## The request
Scan the lines below; pull out those with "المدرسة".

## Data listing
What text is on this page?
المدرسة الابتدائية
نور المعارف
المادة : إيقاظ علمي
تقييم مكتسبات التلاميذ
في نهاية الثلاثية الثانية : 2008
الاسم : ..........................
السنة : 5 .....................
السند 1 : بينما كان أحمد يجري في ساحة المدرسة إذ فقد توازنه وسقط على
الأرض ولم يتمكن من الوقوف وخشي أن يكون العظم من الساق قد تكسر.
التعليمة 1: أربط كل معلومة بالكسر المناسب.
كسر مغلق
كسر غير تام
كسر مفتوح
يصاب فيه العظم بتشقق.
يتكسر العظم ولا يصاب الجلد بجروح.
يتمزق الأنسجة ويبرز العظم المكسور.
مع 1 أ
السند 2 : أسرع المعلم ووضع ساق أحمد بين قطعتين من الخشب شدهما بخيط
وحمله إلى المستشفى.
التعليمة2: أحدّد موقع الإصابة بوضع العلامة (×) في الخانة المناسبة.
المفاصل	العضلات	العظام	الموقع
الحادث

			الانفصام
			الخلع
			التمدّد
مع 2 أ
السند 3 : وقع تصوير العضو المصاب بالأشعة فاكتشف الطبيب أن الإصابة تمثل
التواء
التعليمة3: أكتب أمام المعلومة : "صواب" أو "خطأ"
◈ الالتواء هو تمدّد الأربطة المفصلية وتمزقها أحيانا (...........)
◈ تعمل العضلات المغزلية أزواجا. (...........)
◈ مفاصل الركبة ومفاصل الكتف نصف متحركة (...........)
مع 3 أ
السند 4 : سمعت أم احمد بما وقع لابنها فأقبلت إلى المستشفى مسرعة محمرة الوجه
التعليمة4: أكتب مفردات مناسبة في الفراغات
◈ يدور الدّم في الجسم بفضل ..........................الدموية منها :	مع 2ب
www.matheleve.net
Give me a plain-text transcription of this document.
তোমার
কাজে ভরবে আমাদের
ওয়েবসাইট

## Full response
المدرسة الابتدائية
السند 1 : بينما كان أحمد يجري في ساحة المدرسة إذ فقد توازنه وسقط على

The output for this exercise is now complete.